Stated goal
Every entry must be repeated exactly. Exclude all pictures.

Supplied material

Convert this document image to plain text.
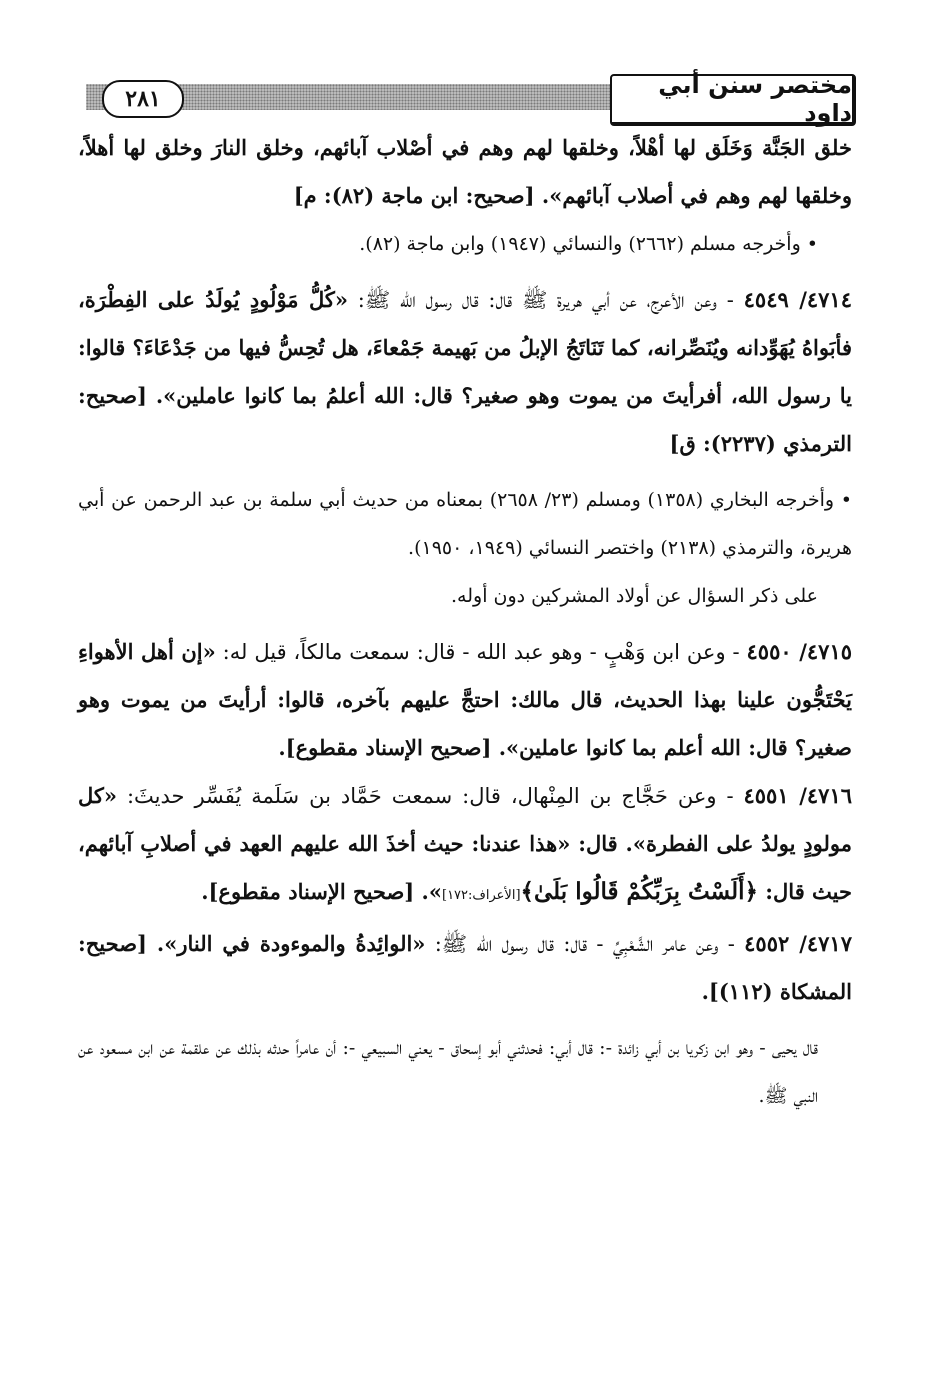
٢٨١	مختصر سنن أبي داود

خلق الجَنَّة وَخَلَق لها أهْلاً، وخلقها لهم وهم في أصْلاب آبائهم، وخلق النارَ وخلق لها أهلاً، وخلقها لهم وهم في أصلاب آبائهم». [صحيح: ابن ماجة (٨٢): م]

• وأخرجه مسلم (٢٦٦٢) والنسائي (١٩٤٧) وابن ماجة (٨٢).

٤٧١٤/ ٤٥٤٩ - وعن الأعرج، عن أبي هريرة ﷺ قال: قال رسول الله ﷺ: «كُلُّ مَوْلُودٍ يُولَدُ على الفِطْرَة، فأبَواهُ يُهَوِّدانه ويُنَصِّرانه، كما تَنَاتَجُ الإبلُ من بَهيمة جَمْعاءَ، هل تُحِسُّ فيها من جَدْعَاءَ؟ قالوا: يا رسول الله، أفرأيتَ من يموت وهو صغير؟ قال: الله أعلمُ بما كانوا عاملين». [صحيح: الترمذي (٢٢٣٧): ق]

• وأخرجه البخاري (١٣٥٨) ومسلم (٢٣/ ٢٦٥٨) بمعناه من حديث أبي سلمة بن عبد الرحمن عن أبي هريرة، والترمذي (٢١٣٨) واختصر النسائي (١٩٤٩، ١٩٥٠).

على ذكر السؤال عن أولاد المشركين دون أوله.

٤٧١٥/ ٤٥٥٠ - وعن ابن وَهْبٍ - وهو عبد الله - قال: سمعت مالكاً، قيل له: «إن أهل الأهواءِ يَحْتَجُّون علينا بهذا الحديث، قال مالك: احتجَّ عليهم بآخره، قالوا: أرأيتَ من يموت وهو صغير؟ قال: الله أعلم بما كانوا عاملين». [صحيح الإسناد مقطوع].

٤٧١٦/ ٤٥٥١ - وعن حَجَّاج بن المِنْهال، قال: سمعت حَمَّاد بن سَلَمة يُفَسِّر حديثَ: «كل مولودٍ يولدُ على الفطرة». قال: «هذا عندنا: حيث أخذَ الله عليهم العهد في أصلابِ آبائهم، حيث قال: ﴿أَلَسْتُ بِرَبِّكُمْ قَالُوا بَلَىٰ﴾[الأعراف:١٧٢]». [صحيح الإسناد مقطوع].

٤٧١٧/ ٤٥٥٢ - وعن عامر الشَّعْبِيِّ - قال: قال رسول الله ﷺ: «الوائِدةُ والموءودة في النار». [صحيح: المشكاة (١١٢)].

قال يحيى - وهو ابن زكريا بن أبي زائدة -: قال أبي: فحدثني أبو إسحاق - يعني السبيعي -: أن عامراً حدثه بذلك عن علقمة عن ابن مسعود عن النبي ﷺ.
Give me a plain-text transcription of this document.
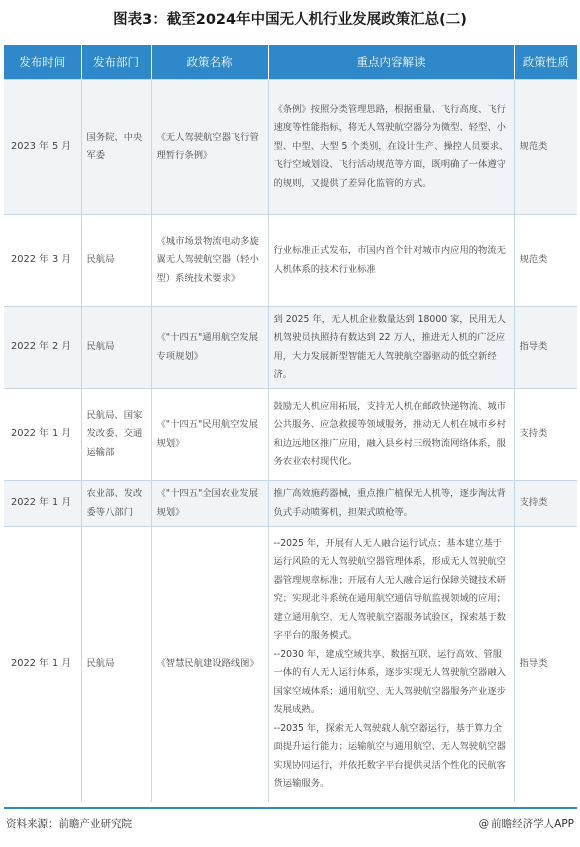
图表3：截至2024年中国无人机行业发展政策汇总(二)
发布时间	发布部门	政策名称	重点内容解读	政策性质
2023 年 5 月	国务院、中央军委	《无人驾驶航空器飞行管理暂行条例》	《条例》按照分类管理思路，根据重量、飞行高度、飞行速度等性能指标，将无人驾驶航空器分为微型、轻型、小型、中型、大型 5 个类别，在设计生产、操控人员要求、飞行空域划设、飞行活动规范等方面，既明确了一体遵守的规则，又提供了差异化监管的方式。	规范类
2022 年 3 月	民航局	《城市场景物流电动多旋翼无人驾驶航空器（轻小型）系统技术要求》	行业标准正式发布，市国内首个针对城市内应用的物流无人机体系的技术行业标准	规范类
2022 年 2 月	民航局	《"十四五"通用航空发展专项规划》	到 2025 年，无人机企业数量达到 18000 家，民用无人机驾驶员执照持有数达到 22 万人，推进无人机的广泛应用，大力发展新型智能无人驾驶航空器驱动的低空新经济。	指导类
2022 年 1 月	民航局、国家发改委、交通运输部	《"十四五"民用航空发展规划》	鼓励无人机应用拓展，支持无人机在邮政快递物流、城市公共服务、应急救援等领域服务，推动无人机在城市乡村和边远地区推广应用，融入县乡村三级物流网络体系，服务农业农村现代化。	支持类
2022 年 1 月	农业部、发改委等八部门	《"十四五"全国农业发展规划》	推广高效施药器械，重点推广植保无人机等，逐步淘汰背负式手动喷雾机，担架式喷枪等。	支持类
2022 年 1 月	民航局	《智慧民航建设路线图》	--2025 年，开展有人无人融合运行试点；基本建立基于运行风险的无人驾驶航空器管理体系，形成无人驾驶航空器管理规章标准；开展有人无人融合运行保障关键技术研究；实现北斗系统在通用航空通信导航监视领域的应用；建立通用航空、无人驾驶航空器服务试验区，探索基于数字平台的服务模式。
--2030 年，建成空域共享、数据互联、运行高效、管服一体的有人无人运行体系，逐步实现无人驾驶航空器融入国家空域体系；通用航空、无人驾驶航空器服务产业逐步发展成熟。
--2035 年，探索无人驾驶载人航空器运行，基于算力全面提升运行能力；运输航空与通用航空、无人驾驶航空器实现协同运行，并依托数字平台提供灵活个性化的民航客货运输服务。	指导类
资料来源：前瞻产业研究院	@ 前瞻经济学人APP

Output of the exercise
Convert this document image to plain text.
٢٨١	مختصر سنن أبي داود

خلق الجَنَّة وَخَلَق لها أهْلاً، وخلقها لهم وهم في أصْلاب آبائهم، وخلق النارَ وخلق لها أهلاً، وخلقها لهم وهم في أصلاب آبائهم». [صحيح: ابن ماجة (٨٢): م]

• وأخرجه مسلم (٢٦٦٢) والنسائي (١٩٤٧) وابن ماجة (٨٢).

٤٧١٤/ ٤٥٤٩ - وعن الأعرج، عن أبي هريرة ﷺ قال: قال رسول الله ﷺ: «كُلُّ مَوْلُودٍ يُولَدُ على الفِطْرَة، فأبَواهُ يُهَوِّدانه ويُنَصِّرانه، كما تَنَاتَجُ الإبلُ من بَهيمة جَمْعاءَ، هل تُحِسُّ فيها من جَدْعَاءَ؟ قالوا: يا رسول الله، أفرأيتَ من يموت وهو صغير؟ قال: الله أعلمُ بما كانوا عاملين». [صحيح: الترمذي (٢٢٣٧): ق]

• وأخرجه البخاري (١٣٥٨) ومسلم (٢٣/ ٢٦٥٨) بمعناه من حديث أبي سلمة بن عبد الرحمن عن أبي هريرة، والترمذي (٢١٣٨) واختصر النسائي (١٩٤٩، ١٩٥٠).

على ذكر السؤال عن أولاد المشركين دون أوله.

٤٧١٥/ ٤٥٥٠ - وعن ابن وَهْبٍ - وهو عبد الله - قال: سمعت مالكاً، قيل له: «إن أهل الأهواءِ يَحْتَجُّون علينا بهذا الحديث، قال مالك: احتجَّ عليهم بآخره، قالوا: أرأيتَ من يموت وهو صغير؟ قال: الله أعلم بما كانوا عاملين». [صحيح الإسناد مقطوع].

٤٧١٦/ ٤٥٥١ - وعن حَجَّاج بن المِنْهال، قال: سمعت حَمَّاد بن سَلَمة يُفَسِّر حديثَ: «كل مولودٍ يولدُ على الفطرة». قال: «هذا عندنا: حيث أخذَ الله عليهم العهد في أصلابِ آبائهم، حيث قال: ﴿أَلَسْتُ بِرَبِّكُمْ قَالُوا بَلَىٰ﴾[الأعراف:١٧٢]». [صحيح الإسناد مقطوع].

٤٧١٧/ ٤٥٥٢ - وعن عامر الشَّعْبِيِّ - قال: قال رسول الله ﷺ: «الوائِدةُ والموءودة في النار». [صحيح: المشكاة (١١٢)].

قال يحيى - وهو ابن زكريا بن أبي زائدة -: قال أبي: فحدثني أبو إسحاق - يعني السبيعي -: أن عامراً حدثه بذلك عن علقمة عن ابن مسعود عن النبي ﷺ.
Give me a plain-text transcription of this document.
图表3：截至2024年中国无人机行业发展政策汇总(二)
发布时间	发布部门	政策名称	重点内容解读	政策性质
2023 年 5 月	国务院、中央军委	《无人驾驶航空器飞行管理暂行条例》	《条例》按照分类管理思路，根据重量、飞行高度、飞行速度等性能指标，将无人驾驶航空器分为微型、轻型、小型、中型、大型 5 个类别，在设计生产、操控人员要求、飞行空域划设、飞行活动规范等方面，既明确了一体遵守的规则，又提供了差异化监管的方式。	规范类
2022 年 3 月	民航局	《城市场景物流电动多旋翼无人驾驶航空器（轻小型）系统技术要求》	行业标准正式发布，市国内首个针对城市内应用的物流无人机体系的技术行业标准	规范类
2022 年 2 月	民航局	《"十四五"通用航空发展专项规划》	到 2025 年，无人机企业数量达到 18000 家，民用无人机驾驶员执照持有数达到 22 万人，推进无人机的广泛应用，大力发展新型智能无人驾驶航空器驱动的低空新经济。	指导类
2022 年 1 月	民航局、国家发改委、交通运输部	《"十四五"民用航空发展规划》	鼓励无人机应用拓展，支持无人机在邮政快递物流、城市公共服务、应急救援等领域服务，推动无人机在城市乡村和边远地区推广应用，融入县乡村三级物流网络体系，服务农业农村现代化。	支持类
2022 年 1 月	农业部、发改委等八部门	《"十四五"全国农业发展规划》	推广高效施药器械，重点推广植保无人机等，逐步淘汰背负式手动喷雾机，担架式喷枪等。	支持类
2022 年 1 月	民航局	《智慧民航建设路线图》	--2025 年，开展有人无人融合运行试点；基本建立基于运行风险的无人驾驶航空器管理体系，形成无人驾驶航空器管理规章标准；开展有人无人融合运行保障关键技术研究；实现北斗系统在通用航空通信导航监视领域的应用；建立通用航空、无人驾驶航空器服务试验区，探索基于数字平台的服务模式。
--2030 年，建成空域共享、数据互联、运行高效、管服一体的有人无人运行体系，逐步实现无人驾驶航空器融入国家空域体系；通用航空、无人驾驶航空器服务产业逐步发展成熟。
--2035 年，探索无人驾驶载人航空器运行，基于算力全面提升运行能力；运输航空与通用航空、无人驾驶航空器实现协同运行，并依托数字平台提供灵活个性化的民航客货运输服务。	指导类
资料来源：前瞻产业研究院	@ 前瞻经济学人APP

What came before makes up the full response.